*Task instructions*:
Without the pictures, return each record as it appears.

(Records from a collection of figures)

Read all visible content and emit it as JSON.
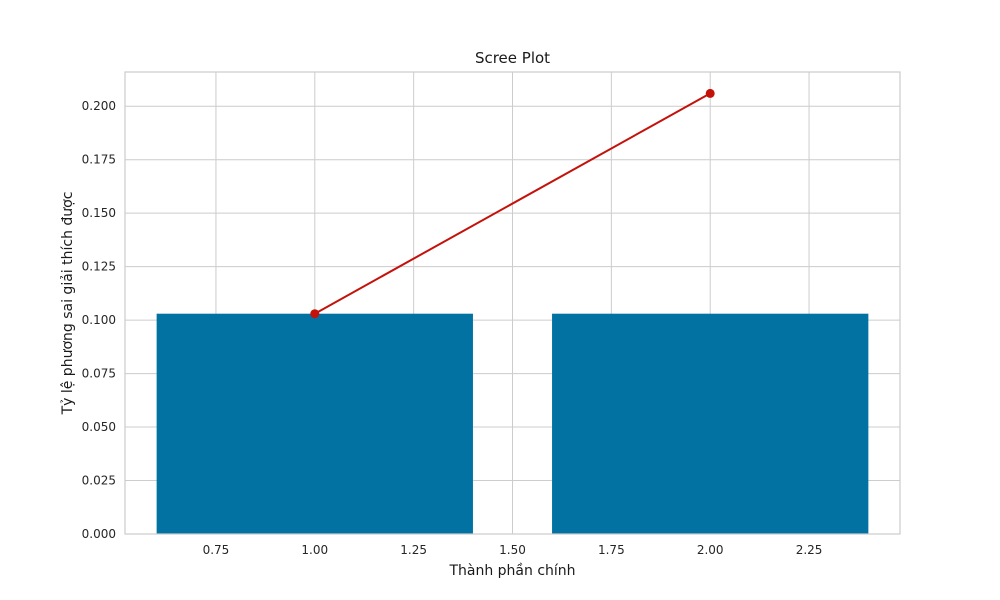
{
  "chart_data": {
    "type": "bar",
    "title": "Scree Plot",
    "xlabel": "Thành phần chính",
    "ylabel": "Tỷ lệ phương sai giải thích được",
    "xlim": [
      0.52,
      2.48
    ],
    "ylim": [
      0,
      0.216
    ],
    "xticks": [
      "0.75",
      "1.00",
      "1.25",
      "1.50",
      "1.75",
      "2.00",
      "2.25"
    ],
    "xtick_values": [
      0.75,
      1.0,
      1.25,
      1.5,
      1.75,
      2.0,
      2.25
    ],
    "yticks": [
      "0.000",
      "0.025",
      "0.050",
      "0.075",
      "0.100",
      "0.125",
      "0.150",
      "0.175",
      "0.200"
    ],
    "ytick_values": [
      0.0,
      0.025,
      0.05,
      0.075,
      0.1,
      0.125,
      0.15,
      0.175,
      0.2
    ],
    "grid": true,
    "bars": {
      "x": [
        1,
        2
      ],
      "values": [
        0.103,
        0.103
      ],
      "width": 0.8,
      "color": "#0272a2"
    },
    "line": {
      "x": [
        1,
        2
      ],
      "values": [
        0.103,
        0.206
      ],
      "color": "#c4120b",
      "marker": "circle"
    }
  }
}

*The answer*:
Read all visible content and emit it as JSON.
{
  "chart_data": {
    "type": "bar",
    "title": "Scree Plot",
    "xlabel": "Thành phần chính",
    "ylabel": "Tỷ lệ phương sai giải thích được",
    "xlim": [
      0.52,
      2.48
    ],
    "ylim": [
      0,
      0.216
    ],
    "xticks": [
      "0.75",
      "1.00",
      "1.25",
      "1.50",
      "1.75",
      "2.00",
      "2.25"
    ],
    "xtick_values": [
      0.75,
      1.0,
      1.25,
      1.5,
      1.75,
      2.0,
      2.25
    ],
    "yticks": [
      "0.000",
      "0.025",
      "0.050",
      "0.075",
      "0.100",
      "0.125",
      "0.150",
      "0.175",
      "0.200"
    ],
    "ytick_values": [
      0.0,
      0.025,
      0.05,
      0.075,
      0.1,
      0.125,
      0.15,
      0.175,
      0.2
    ],
    "grid": true,
    "bars": {
      "x": [
        1,
        2
      ],
      "values": [
        0.103,
        0.103
      ],
      "width": 0.8,
      "color": "#0272a2"
    },
    "line": {
      "x": [
        1,
        2
      ],
      "values": [
        0.103,
        0.206
      ],
      "color": "#c4120b",
      "marker": "circle"
    }
  }
}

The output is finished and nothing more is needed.